◆ **Exercise requirements**: Go through the data below and copy it exactly, skipping every picture.

[Recorded data]
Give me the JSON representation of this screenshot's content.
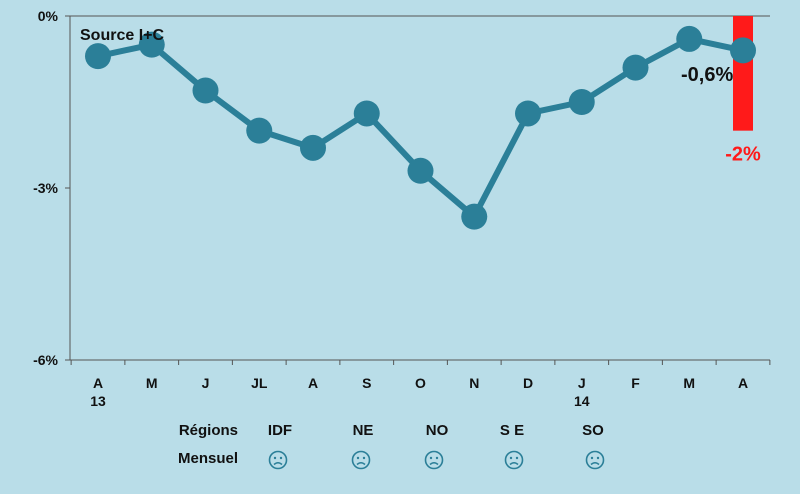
{
  "chart_data": {
    "type": "line",
    "categories": [
      "A",
      "M",
      "J",
      "JL",
      "A",
      "S",
      "O",
      "N",
      "D",
      "J",
      "F",
      "M",
      "A"
    ],
    "year_labels": [
      "13",
      "",
      "",
      "",
      "",
      "",
      "",
      "",
      "",
      "14",
      "",
      "",
      ""
    ],
    "series": [
      {
        "values": [
          -0.7,
          -0.5,
          -1.3,
          -2.0,
          -2.3,
          -1.7,
          -2.7,
          -3.5,
          -1.7,
          -1.5,
          -0.9,
          -0.4,
          -0.6
        ]
      }
    ],
    "bar_overlay": {
      "category_index": 12,
      "value": -2.0,
      "label": "-2%",
      "color": "#ff1a1a"
    },
    "line_callout": "-0,6%",
    "source_text": "Source I+C",
    "ylim": [
      -6,
      0
    ],
    "yticks": [
      0,
      -3,
      -6
    ],
    "ytick_labels": [
      "0%",
      "-3%",
      "-6%"
    ],
    "line_color": "#2b7f98",
    "grid": false
  },
  "regions": {
    "label": "Régions",
    "monthly_label": "Mensuel",
    "items": [
      {
        "name": "IDF",
        "icon": "sad-face-icon"
      },
      {
        "name": "NE",
        "icon": "sad-face-icon"
      },
      {
        "name": "NO",
        "icon": "sad-face-icon"
      },
      {
        "name": "S E",
        "icon": "sad-face-icon"
      },
      {
        "name": "SO",
        "icon": "sad-face-icon"
      }
    ],
    "icon_color": "#2b7f98"
  }
}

◆ **Answer to this exercise**:
Give me the JSON representation of this screenshot's content.
{
  "chart_data": {
    "type": "line",
    "categories": [
      "A",
      "M",
      "J",
      "JL",
      "A",
      "S",
      "O",
      "N",
      "D",
      "J",
      "F",
      "M",
      "A"
    ],
    "year_labels": [
      "13",
      "",
      "",
      "",
      "",
      "",
      "",
      "",
      "",
      "14",
      "",
      "",
      ""
    ],
    "series": [
      {
        "values": [
          -0.7,
          -0.5,
          -1.3,
          -2.0,
          -2.3,
          -1.7,
          -2.7,
          -3.5,
          -1.7,
          -1.5,
          -0.9,
          -0.4,
          -0.6
        ]
      }
    ],
    "bar_overlay": {
      "category_index": 12,
      "value": -2.0,
      "label": "-2%",
      "color": "#ff1a1a"
    },
    "line_callout": "-0,6%",
    "source_text": "Source I+C",
    "ylim": [
      -6,
      0
    ],
    "yticks": [
      0,
      -3,
      -6
    ],
    "ytick_labels": [
      "0%",
      "-3%",
      "-6%"
    ],
    "line_color": "#2b7f98",
    "grid": false
  },
  "regions": {
    "label": "Régions",
    "monthly_label": "Mensuel",
    "items": [
      {
        "name": "IDF",
        "icon": "sad-face-icon"
      },
      {
        "name": "NE",
        "icon": "sad-face-icon"
      },
      {
        "name": "NO",
        "icon": "sad-face-icon"
      },
      {
        "name": "S E",
        "icon": "sad-face-icon"
      },
      {
        "name": "SO",
        "icon": "sad-face-icon"
      }
    ],
    "icon_color": "#2b7f98"
  }
}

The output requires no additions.